→ What is asked
Answer with one number: how many lines have "بداية".

§ §

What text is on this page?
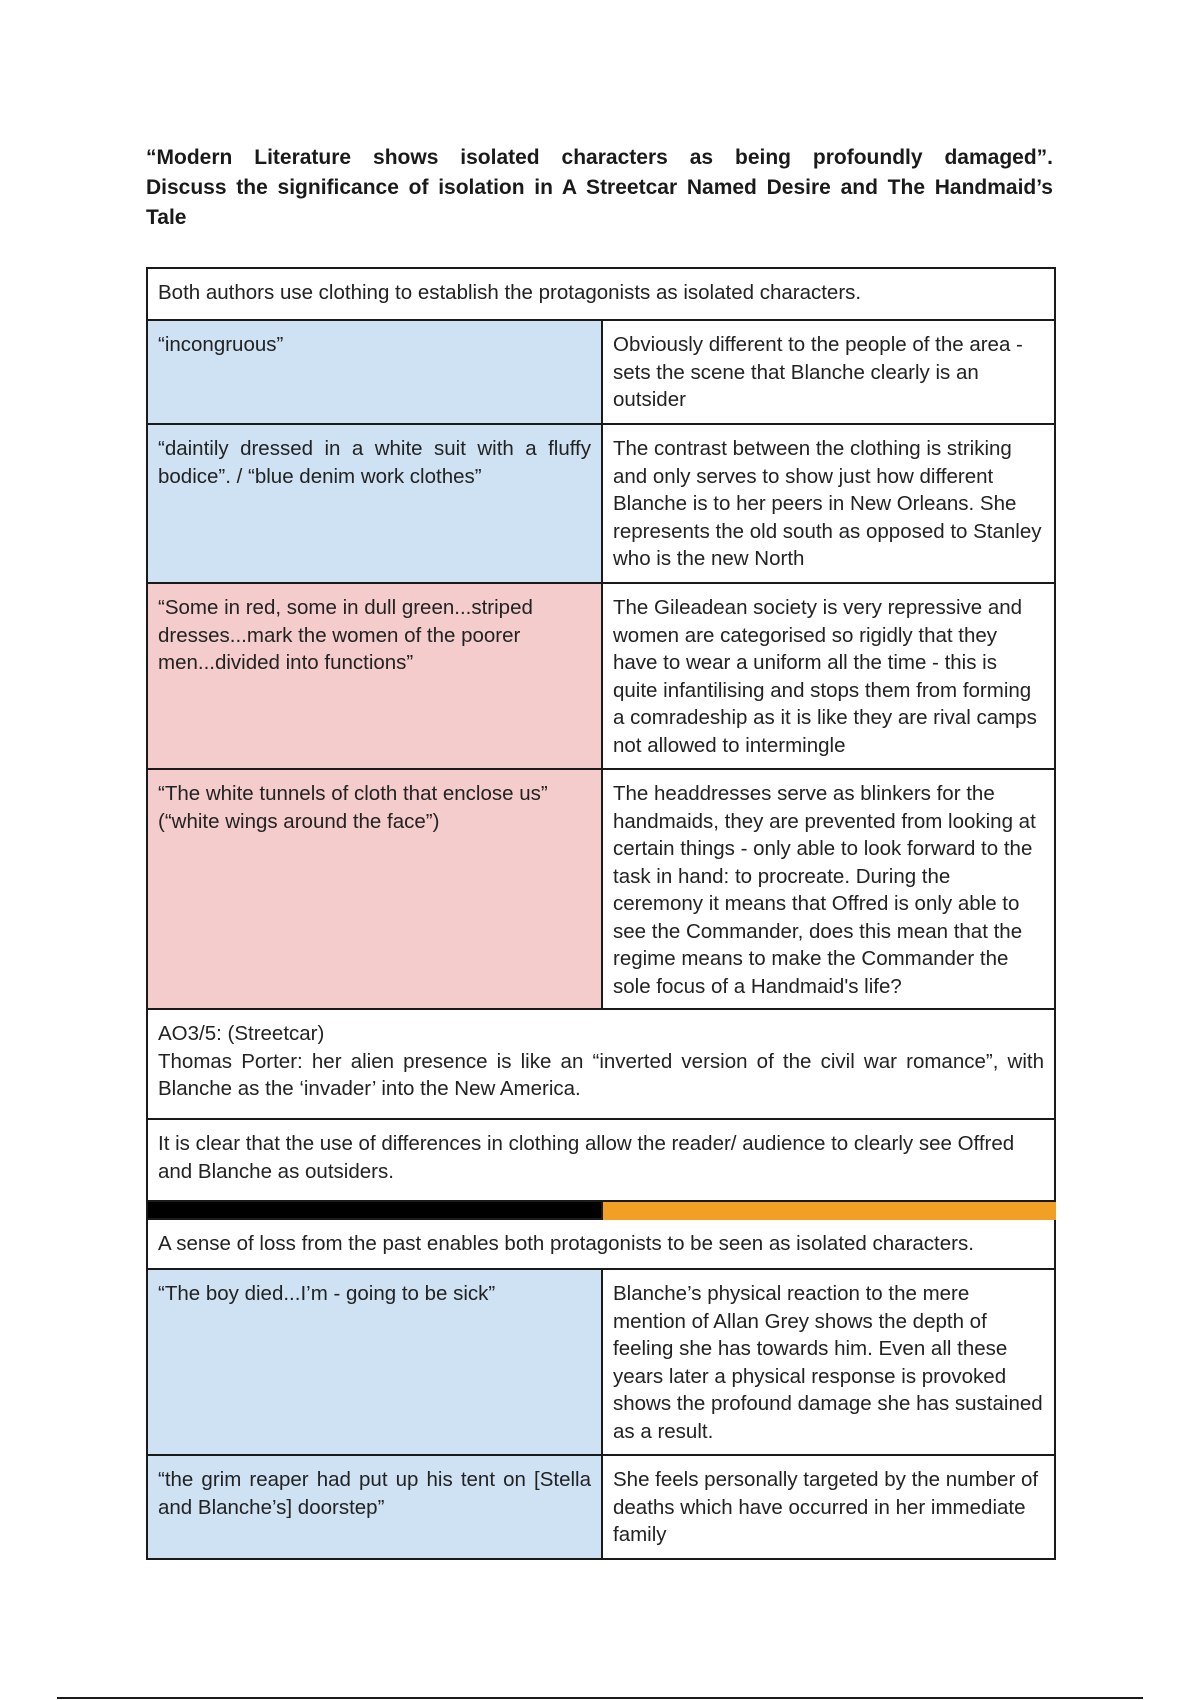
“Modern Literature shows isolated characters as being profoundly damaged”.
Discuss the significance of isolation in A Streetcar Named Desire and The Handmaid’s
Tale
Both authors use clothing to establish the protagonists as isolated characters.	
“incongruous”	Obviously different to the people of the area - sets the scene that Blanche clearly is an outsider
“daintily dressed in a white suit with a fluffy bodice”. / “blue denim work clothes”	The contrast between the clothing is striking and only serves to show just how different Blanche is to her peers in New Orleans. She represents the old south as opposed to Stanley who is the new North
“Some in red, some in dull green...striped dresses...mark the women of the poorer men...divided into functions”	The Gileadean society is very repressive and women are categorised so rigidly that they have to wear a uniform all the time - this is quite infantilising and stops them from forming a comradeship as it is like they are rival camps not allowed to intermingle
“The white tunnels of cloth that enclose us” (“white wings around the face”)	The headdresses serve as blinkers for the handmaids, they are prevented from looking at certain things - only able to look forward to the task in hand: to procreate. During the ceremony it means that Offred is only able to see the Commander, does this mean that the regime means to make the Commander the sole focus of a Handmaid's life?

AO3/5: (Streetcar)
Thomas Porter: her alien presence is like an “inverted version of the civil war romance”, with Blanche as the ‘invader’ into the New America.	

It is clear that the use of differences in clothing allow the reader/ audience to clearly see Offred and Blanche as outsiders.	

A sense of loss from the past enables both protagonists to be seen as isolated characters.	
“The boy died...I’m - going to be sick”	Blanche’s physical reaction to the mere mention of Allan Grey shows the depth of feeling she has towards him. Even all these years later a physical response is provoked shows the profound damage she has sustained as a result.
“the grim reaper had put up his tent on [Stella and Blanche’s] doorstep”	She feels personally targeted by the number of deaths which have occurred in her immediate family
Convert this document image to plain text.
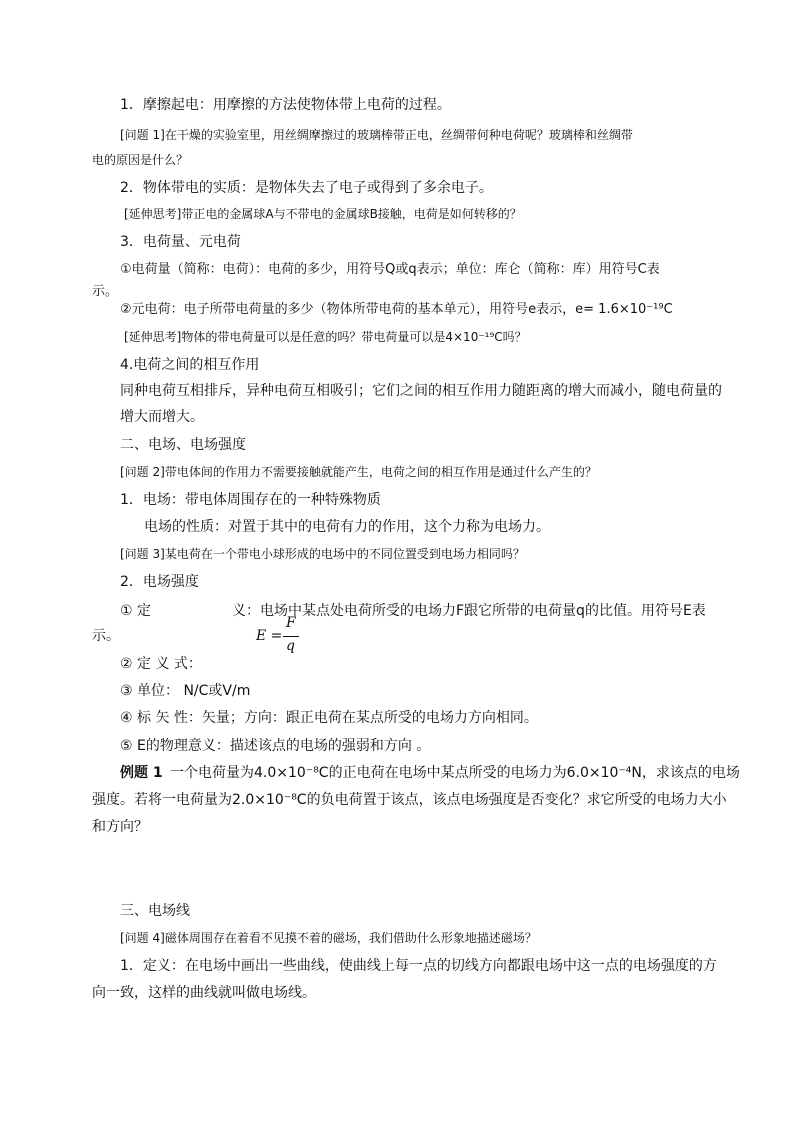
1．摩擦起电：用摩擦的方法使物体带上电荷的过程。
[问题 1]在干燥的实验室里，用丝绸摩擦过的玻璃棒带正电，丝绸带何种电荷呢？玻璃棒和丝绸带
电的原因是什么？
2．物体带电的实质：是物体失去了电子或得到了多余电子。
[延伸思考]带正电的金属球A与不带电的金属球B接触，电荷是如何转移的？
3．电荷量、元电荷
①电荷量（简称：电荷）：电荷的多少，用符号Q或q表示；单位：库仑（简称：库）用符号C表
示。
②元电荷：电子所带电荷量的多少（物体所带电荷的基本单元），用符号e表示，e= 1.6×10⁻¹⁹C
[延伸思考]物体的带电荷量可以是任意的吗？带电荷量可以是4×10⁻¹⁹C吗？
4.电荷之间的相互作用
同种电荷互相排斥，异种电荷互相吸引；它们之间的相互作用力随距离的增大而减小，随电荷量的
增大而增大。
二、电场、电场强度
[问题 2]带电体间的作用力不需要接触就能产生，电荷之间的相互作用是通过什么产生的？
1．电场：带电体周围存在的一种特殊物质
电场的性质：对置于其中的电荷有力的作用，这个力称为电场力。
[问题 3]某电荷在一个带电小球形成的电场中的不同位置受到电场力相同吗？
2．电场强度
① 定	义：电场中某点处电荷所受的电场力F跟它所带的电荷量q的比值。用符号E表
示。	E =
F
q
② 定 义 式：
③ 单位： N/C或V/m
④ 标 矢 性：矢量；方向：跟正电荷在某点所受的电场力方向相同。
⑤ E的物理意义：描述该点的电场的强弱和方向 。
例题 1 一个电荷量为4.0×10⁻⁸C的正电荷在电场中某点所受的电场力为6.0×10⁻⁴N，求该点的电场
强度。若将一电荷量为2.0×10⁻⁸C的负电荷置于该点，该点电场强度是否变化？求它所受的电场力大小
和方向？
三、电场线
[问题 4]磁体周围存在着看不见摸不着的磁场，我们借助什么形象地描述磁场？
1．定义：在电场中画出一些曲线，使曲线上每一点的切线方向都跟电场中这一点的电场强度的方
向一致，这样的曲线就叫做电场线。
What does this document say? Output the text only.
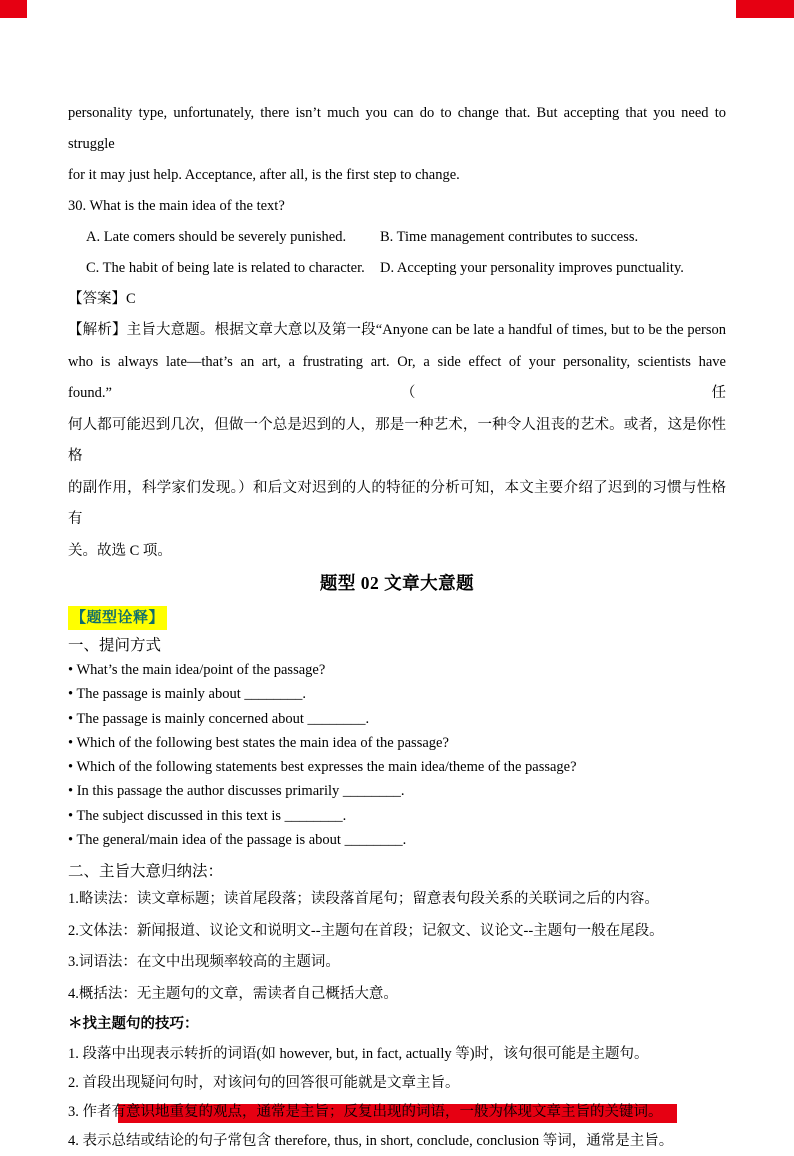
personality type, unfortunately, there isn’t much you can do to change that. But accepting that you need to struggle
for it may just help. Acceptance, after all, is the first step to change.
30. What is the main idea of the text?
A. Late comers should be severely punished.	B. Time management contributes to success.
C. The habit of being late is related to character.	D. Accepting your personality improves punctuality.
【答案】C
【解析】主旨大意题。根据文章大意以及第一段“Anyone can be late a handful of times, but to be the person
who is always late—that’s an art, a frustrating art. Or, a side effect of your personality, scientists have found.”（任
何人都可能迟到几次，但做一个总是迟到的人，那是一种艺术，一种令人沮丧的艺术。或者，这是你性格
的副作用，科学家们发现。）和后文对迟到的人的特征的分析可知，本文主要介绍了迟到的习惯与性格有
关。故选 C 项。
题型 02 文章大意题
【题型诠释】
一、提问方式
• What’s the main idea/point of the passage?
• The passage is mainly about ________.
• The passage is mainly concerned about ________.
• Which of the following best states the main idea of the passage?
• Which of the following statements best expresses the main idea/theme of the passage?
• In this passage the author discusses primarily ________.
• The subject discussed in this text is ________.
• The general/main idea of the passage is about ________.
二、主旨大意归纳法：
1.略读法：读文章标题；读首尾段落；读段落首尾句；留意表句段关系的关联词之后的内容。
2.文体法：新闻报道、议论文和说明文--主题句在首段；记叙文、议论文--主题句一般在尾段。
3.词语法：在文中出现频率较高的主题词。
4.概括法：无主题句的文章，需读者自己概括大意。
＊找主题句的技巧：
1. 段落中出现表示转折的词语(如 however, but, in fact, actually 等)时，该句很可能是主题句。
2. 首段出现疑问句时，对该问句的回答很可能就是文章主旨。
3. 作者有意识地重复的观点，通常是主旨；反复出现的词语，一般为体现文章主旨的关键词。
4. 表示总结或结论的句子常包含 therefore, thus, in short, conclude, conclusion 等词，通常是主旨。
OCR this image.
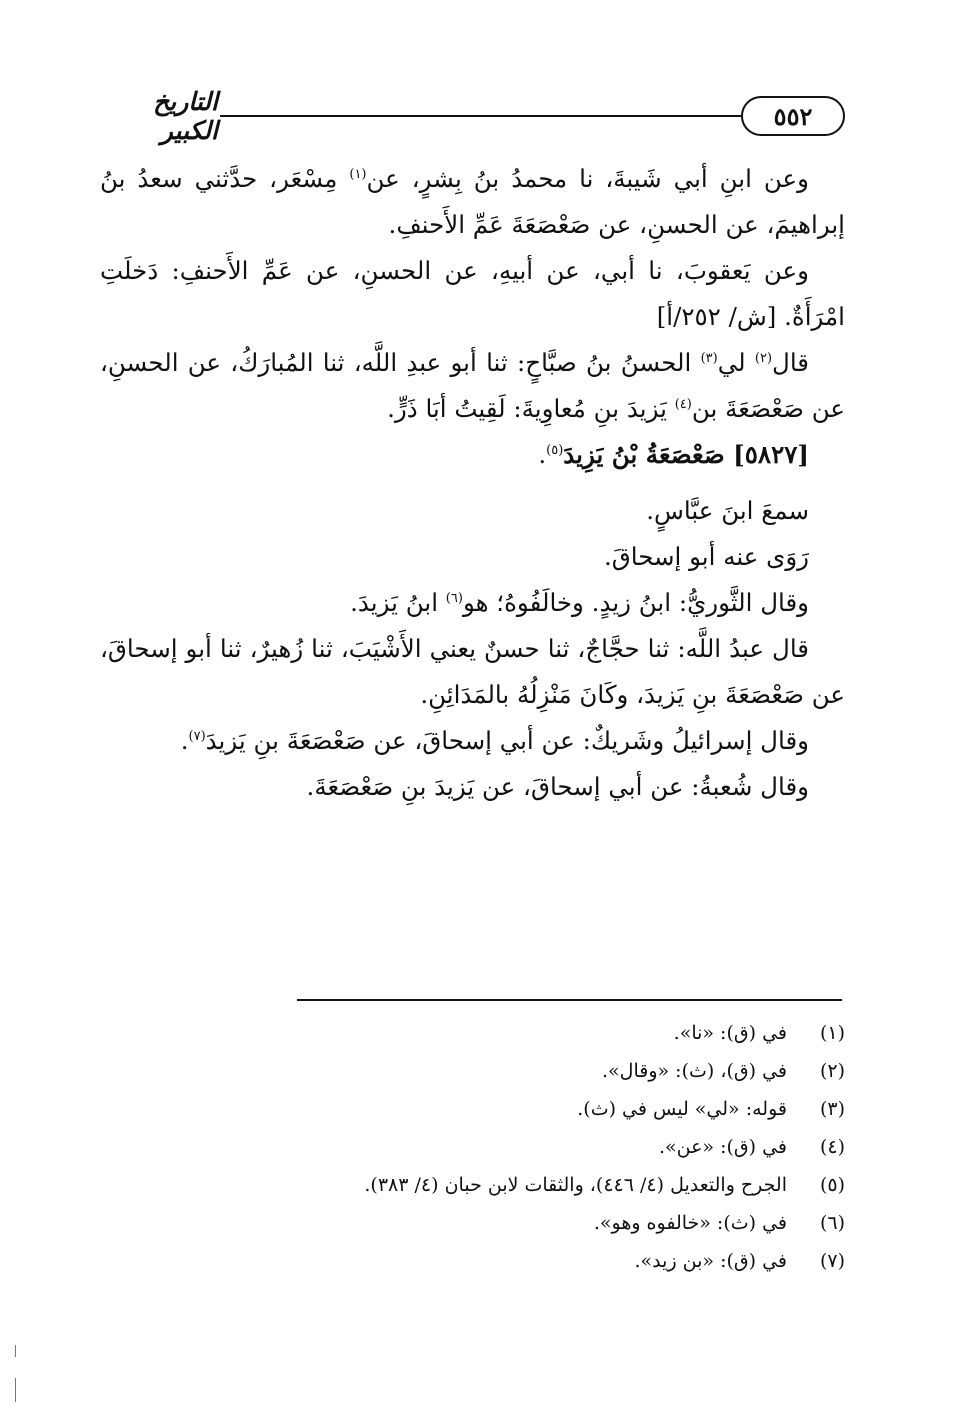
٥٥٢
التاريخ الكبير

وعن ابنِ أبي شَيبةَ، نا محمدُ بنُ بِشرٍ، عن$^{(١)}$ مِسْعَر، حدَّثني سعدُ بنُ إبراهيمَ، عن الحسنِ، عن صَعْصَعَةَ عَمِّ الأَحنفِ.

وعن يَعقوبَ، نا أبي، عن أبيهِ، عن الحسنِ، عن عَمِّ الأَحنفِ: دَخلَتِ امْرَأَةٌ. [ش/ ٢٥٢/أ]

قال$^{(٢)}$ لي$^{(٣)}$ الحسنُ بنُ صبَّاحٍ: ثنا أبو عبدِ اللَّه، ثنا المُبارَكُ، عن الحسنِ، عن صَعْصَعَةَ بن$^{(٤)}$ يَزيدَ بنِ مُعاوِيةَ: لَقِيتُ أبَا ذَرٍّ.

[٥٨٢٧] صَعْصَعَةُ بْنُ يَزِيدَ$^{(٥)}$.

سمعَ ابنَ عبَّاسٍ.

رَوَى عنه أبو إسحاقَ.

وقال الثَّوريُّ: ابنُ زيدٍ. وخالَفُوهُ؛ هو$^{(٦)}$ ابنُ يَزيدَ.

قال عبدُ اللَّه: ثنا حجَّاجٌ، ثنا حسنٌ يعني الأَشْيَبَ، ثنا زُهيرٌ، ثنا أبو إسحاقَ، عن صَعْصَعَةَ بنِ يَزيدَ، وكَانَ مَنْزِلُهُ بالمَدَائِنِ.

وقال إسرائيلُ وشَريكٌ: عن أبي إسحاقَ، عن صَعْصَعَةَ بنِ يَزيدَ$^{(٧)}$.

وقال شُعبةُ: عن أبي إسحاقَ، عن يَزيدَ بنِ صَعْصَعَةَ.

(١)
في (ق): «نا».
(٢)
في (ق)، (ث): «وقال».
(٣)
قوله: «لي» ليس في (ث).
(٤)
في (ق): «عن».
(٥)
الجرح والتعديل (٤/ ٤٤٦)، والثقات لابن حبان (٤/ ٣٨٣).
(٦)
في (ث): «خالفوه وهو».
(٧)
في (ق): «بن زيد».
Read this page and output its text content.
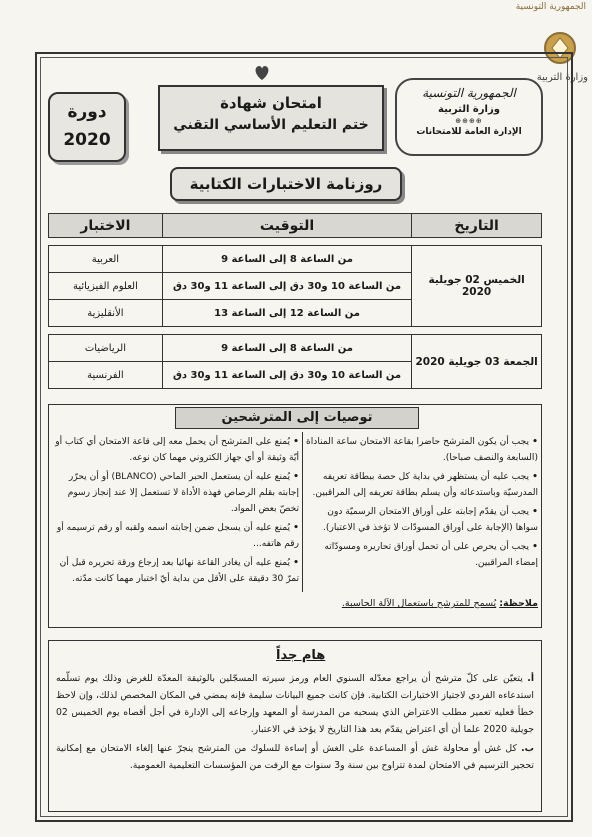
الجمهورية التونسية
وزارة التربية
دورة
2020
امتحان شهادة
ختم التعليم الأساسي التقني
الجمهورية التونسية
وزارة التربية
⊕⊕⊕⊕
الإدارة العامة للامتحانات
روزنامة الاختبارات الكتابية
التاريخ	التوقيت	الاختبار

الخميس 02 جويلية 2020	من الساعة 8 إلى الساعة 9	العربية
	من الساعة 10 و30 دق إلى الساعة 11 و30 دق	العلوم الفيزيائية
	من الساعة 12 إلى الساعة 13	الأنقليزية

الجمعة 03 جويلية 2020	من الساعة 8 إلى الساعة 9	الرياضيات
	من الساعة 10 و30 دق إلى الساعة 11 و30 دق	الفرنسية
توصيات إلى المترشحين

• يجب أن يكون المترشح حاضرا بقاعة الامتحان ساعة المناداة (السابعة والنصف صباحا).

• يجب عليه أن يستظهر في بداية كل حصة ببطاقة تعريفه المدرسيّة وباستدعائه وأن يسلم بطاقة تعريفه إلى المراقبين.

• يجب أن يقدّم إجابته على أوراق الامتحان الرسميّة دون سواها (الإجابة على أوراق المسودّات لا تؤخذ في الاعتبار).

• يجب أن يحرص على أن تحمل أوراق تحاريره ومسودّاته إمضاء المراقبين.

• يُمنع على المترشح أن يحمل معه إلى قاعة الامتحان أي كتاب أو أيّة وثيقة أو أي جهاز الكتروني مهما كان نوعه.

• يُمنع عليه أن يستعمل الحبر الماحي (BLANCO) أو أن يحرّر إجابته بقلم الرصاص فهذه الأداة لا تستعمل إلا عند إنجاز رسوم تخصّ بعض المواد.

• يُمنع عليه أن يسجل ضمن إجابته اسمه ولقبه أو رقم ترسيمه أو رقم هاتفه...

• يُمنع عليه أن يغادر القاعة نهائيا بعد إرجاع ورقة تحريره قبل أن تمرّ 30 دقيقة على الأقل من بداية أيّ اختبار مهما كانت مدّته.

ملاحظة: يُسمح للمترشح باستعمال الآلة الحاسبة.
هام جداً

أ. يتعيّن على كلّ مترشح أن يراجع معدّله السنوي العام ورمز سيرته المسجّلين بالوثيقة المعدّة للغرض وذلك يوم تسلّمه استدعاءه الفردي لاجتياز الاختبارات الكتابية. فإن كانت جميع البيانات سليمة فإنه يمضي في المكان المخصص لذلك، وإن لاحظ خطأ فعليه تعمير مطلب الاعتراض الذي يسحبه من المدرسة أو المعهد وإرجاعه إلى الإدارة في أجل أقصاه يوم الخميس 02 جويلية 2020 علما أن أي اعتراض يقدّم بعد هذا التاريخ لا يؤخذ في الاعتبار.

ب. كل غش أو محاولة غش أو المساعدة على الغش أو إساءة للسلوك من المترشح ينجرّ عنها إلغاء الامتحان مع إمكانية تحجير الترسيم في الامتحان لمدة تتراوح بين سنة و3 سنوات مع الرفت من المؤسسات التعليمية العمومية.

§ §

→ Task result
2